### Written problem:
Which lines contain the string "JSON"? Please list every one of them.

-- begin Supplied material --

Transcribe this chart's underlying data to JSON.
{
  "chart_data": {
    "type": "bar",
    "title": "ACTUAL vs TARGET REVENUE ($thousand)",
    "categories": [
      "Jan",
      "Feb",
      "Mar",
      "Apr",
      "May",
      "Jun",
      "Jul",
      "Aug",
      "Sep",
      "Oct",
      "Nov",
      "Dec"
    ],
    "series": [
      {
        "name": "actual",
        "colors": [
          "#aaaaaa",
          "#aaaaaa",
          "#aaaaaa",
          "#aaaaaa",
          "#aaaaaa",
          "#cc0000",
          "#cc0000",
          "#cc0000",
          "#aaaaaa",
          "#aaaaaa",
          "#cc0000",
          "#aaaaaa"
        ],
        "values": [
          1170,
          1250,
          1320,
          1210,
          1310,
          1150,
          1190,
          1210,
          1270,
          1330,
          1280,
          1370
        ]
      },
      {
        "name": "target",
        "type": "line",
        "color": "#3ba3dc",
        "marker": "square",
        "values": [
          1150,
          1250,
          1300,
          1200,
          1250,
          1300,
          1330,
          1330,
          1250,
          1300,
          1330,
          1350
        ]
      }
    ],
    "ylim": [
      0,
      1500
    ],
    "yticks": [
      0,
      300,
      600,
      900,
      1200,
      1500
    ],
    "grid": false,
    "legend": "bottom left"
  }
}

-- end Supplied material --
-- begin Supplied material --

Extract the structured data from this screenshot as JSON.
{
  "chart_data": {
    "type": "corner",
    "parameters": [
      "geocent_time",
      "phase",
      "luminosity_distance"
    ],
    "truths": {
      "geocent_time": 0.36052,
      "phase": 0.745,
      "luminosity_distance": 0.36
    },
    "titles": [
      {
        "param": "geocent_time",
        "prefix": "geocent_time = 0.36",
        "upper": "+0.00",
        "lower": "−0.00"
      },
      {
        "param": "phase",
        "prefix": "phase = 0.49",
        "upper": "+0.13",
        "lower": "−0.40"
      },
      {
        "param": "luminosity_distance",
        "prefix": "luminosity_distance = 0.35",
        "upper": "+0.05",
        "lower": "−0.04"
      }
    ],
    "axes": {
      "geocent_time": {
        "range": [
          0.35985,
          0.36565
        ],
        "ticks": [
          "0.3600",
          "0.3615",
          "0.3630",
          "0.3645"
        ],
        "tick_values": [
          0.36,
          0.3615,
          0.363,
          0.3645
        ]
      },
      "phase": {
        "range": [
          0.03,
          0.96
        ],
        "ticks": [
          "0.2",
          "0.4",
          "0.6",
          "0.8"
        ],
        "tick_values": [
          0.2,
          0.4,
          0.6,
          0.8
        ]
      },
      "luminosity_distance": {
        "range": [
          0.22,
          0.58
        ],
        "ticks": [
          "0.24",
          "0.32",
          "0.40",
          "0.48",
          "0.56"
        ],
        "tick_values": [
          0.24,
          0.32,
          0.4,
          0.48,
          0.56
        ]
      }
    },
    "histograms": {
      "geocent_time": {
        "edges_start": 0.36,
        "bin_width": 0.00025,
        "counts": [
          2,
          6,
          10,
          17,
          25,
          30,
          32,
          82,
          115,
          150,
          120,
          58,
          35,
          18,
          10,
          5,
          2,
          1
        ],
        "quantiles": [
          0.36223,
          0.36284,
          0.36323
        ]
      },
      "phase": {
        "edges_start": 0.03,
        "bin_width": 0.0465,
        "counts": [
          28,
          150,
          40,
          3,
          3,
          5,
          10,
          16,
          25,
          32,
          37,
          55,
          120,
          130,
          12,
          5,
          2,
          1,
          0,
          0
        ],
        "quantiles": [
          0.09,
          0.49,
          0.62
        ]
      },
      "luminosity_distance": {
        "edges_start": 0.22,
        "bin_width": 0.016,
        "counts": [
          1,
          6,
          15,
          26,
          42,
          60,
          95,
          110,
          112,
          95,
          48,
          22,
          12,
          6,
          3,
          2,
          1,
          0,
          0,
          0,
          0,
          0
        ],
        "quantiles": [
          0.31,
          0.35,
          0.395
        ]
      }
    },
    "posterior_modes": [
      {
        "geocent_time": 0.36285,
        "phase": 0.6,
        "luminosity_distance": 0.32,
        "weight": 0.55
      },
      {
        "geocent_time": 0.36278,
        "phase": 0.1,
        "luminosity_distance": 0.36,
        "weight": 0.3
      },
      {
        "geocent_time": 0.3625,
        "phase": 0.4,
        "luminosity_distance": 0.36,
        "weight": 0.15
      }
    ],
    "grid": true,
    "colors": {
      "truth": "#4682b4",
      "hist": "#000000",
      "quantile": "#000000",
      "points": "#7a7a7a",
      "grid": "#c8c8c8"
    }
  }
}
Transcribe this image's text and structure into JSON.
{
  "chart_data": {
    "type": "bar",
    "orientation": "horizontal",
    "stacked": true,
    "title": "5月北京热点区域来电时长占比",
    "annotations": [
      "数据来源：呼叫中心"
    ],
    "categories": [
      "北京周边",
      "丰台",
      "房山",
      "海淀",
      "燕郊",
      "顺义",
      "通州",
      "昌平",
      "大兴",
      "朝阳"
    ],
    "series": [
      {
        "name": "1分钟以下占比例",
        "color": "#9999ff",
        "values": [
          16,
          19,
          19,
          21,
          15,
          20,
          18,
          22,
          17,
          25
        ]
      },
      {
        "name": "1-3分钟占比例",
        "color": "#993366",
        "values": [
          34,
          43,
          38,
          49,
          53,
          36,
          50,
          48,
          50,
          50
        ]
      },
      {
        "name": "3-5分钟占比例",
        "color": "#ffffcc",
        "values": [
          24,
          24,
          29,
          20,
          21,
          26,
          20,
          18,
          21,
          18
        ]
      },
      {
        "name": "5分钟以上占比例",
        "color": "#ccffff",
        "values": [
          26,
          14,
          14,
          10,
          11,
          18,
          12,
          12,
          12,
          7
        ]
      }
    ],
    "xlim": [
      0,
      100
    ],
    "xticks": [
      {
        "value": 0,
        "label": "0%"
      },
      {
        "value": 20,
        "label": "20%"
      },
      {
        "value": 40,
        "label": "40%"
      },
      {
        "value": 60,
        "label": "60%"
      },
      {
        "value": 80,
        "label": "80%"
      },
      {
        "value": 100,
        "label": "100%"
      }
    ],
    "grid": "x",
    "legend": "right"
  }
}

-- end Supplied material --

### Finished task:
Transcribe this chart's underlying data to JSON.
Extract the structured data from this screenshot as JSON.
Transcribe this image's text and structure into JSON.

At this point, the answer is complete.